Where the string "Documenti" occurs in the material below, report the whole line.

Record excerpts:
'''
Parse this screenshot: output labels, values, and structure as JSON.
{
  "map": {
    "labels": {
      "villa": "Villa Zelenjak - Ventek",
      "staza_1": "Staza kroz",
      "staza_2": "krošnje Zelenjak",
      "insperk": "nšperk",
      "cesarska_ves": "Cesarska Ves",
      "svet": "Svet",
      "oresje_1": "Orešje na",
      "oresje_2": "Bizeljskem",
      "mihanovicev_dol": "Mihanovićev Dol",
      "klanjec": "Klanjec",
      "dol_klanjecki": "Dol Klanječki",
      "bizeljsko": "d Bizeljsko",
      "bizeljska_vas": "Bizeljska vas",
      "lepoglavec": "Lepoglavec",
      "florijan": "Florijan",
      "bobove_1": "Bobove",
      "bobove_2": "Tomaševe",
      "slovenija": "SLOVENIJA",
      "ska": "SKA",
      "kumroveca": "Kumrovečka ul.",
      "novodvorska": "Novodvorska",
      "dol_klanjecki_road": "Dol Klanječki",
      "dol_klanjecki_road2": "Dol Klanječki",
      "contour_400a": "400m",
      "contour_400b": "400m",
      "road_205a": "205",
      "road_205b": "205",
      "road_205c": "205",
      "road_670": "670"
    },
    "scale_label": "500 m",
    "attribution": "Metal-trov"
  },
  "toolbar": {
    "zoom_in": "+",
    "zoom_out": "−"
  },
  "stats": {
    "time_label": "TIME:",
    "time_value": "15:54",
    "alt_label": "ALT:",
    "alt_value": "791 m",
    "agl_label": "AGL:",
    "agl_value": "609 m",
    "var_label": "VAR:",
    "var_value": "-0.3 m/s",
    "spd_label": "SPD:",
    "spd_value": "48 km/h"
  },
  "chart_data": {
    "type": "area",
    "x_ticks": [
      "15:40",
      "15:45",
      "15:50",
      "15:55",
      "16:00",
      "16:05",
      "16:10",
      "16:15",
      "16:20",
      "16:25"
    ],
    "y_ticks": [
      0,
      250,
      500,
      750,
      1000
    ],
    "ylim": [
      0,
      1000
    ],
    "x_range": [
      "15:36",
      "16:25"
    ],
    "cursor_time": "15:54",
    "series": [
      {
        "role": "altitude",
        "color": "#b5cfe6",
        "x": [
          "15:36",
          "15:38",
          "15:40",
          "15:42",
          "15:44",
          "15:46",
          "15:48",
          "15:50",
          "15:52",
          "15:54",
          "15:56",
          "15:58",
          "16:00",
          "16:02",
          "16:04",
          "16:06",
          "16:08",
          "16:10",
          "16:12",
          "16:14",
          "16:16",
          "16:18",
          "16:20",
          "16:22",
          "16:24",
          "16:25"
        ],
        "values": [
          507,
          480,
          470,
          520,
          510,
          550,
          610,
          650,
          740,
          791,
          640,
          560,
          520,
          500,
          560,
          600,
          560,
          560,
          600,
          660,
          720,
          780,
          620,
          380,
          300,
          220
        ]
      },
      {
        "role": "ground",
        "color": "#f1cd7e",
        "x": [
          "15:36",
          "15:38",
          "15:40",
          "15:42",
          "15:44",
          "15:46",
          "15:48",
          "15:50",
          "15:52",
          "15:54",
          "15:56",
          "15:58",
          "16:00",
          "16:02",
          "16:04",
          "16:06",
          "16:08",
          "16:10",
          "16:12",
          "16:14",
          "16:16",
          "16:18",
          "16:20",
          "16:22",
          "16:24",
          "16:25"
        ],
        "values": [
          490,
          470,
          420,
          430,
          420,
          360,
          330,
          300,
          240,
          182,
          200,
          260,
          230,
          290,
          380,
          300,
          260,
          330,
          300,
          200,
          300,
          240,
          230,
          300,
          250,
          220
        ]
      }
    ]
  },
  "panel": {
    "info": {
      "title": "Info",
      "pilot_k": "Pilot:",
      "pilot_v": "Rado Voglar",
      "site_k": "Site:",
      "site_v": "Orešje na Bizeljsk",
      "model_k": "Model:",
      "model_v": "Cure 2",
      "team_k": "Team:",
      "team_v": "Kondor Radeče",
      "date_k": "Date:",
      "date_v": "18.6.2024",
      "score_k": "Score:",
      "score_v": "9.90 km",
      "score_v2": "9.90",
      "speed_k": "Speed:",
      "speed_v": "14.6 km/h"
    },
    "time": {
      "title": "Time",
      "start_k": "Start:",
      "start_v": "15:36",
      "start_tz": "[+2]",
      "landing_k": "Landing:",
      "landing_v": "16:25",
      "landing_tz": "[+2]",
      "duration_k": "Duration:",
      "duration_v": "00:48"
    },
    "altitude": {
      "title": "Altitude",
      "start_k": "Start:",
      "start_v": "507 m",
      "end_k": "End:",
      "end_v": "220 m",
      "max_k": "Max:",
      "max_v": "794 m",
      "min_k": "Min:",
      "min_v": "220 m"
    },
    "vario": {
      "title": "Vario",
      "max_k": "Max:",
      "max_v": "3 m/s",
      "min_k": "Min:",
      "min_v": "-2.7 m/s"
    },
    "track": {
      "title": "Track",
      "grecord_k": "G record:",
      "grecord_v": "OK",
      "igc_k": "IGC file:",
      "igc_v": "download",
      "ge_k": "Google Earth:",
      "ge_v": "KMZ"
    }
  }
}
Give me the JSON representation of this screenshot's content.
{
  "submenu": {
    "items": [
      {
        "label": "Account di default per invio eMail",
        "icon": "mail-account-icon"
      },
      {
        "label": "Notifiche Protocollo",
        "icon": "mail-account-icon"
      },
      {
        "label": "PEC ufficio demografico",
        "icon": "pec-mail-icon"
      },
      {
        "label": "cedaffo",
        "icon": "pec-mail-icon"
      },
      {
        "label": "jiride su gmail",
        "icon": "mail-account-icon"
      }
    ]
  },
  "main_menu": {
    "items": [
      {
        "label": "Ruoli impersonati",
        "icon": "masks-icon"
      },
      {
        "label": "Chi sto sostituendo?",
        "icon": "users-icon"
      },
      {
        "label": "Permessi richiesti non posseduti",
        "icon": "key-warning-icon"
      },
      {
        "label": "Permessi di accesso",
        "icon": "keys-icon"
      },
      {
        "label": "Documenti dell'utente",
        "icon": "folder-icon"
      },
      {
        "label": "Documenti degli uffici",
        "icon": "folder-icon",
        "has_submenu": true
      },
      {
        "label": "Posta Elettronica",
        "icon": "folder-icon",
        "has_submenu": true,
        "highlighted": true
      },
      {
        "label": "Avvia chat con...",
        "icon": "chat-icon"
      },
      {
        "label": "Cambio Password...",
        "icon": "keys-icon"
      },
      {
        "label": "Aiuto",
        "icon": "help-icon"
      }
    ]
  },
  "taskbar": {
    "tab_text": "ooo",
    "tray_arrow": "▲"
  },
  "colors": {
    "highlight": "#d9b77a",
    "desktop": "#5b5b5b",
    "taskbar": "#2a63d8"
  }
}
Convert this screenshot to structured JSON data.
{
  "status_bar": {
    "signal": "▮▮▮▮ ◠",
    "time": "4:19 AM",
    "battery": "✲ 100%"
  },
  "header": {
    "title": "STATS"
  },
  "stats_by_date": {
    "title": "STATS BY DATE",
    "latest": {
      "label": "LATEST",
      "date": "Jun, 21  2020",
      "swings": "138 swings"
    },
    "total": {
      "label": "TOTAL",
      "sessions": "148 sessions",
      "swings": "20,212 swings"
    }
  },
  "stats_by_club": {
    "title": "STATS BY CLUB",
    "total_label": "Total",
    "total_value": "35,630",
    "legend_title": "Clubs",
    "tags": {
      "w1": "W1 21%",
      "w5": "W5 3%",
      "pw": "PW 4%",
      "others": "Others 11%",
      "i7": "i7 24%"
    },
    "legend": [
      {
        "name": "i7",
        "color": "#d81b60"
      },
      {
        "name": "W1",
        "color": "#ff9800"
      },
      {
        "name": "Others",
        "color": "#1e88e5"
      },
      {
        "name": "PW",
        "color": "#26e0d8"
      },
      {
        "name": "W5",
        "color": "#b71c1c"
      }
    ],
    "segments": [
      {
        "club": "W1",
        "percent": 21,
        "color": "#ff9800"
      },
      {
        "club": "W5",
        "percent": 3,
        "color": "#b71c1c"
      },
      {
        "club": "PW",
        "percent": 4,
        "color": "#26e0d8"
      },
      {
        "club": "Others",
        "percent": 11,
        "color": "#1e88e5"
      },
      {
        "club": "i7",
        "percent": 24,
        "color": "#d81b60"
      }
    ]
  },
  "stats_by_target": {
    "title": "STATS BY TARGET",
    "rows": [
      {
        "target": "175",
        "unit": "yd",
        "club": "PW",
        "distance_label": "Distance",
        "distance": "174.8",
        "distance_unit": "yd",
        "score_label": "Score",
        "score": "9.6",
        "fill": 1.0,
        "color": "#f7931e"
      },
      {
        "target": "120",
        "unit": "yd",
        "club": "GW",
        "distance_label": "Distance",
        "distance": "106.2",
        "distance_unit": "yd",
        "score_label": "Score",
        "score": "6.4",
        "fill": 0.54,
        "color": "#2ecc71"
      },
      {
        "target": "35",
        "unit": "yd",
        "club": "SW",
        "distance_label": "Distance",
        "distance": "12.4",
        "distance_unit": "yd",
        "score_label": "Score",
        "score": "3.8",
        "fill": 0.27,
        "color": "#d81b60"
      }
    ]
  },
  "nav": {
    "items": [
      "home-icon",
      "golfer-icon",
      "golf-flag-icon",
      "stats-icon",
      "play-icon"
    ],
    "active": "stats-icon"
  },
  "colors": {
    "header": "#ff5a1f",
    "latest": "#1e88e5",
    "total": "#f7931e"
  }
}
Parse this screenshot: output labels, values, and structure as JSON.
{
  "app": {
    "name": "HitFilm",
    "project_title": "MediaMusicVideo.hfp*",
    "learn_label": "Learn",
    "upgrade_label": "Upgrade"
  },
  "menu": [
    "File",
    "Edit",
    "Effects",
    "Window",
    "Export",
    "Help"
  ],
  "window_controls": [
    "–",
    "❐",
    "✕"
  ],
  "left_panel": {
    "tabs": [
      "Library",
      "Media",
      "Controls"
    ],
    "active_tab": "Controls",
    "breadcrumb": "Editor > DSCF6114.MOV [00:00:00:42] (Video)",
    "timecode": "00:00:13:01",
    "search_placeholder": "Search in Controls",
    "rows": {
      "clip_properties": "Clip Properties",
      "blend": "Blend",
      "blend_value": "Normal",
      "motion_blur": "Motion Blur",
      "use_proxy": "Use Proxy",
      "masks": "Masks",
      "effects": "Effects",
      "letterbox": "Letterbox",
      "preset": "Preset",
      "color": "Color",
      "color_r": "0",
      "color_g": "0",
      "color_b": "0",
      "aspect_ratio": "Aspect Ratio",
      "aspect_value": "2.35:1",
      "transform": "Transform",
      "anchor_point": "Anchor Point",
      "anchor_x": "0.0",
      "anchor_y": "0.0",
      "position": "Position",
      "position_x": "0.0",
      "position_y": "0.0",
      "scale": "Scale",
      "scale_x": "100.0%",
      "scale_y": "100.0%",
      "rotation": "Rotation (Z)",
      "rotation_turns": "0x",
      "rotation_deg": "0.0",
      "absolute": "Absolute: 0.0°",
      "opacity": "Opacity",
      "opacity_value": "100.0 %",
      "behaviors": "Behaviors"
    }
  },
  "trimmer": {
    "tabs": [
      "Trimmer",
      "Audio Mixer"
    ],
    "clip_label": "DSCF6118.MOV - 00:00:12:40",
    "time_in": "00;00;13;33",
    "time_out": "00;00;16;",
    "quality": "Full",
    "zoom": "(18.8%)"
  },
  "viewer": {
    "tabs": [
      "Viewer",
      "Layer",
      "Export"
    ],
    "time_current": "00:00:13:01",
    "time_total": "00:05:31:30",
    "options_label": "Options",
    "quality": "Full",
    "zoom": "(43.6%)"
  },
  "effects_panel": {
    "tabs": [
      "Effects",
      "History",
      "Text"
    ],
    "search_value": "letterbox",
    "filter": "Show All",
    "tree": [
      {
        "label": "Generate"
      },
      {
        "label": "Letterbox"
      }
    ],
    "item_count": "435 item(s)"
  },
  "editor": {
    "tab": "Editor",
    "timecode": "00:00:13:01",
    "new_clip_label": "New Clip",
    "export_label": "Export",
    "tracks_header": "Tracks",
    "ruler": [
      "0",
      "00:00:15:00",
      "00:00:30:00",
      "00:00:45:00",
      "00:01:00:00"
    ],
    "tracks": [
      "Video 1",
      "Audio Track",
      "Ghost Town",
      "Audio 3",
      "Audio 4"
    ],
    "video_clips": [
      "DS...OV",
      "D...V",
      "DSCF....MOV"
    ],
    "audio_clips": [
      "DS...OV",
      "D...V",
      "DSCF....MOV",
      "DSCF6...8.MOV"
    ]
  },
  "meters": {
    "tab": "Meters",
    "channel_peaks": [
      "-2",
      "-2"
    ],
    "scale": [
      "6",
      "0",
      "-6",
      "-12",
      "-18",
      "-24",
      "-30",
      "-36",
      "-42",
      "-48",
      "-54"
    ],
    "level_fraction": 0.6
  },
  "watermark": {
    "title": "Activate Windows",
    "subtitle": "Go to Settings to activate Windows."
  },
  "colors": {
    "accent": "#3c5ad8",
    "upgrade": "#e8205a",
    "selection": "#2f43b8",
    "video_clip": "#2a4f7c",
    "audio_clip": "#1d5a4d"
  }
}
'''
Correct result:
        "label": "Documenti dell'utente",
        "label": "Documenti degli uffici",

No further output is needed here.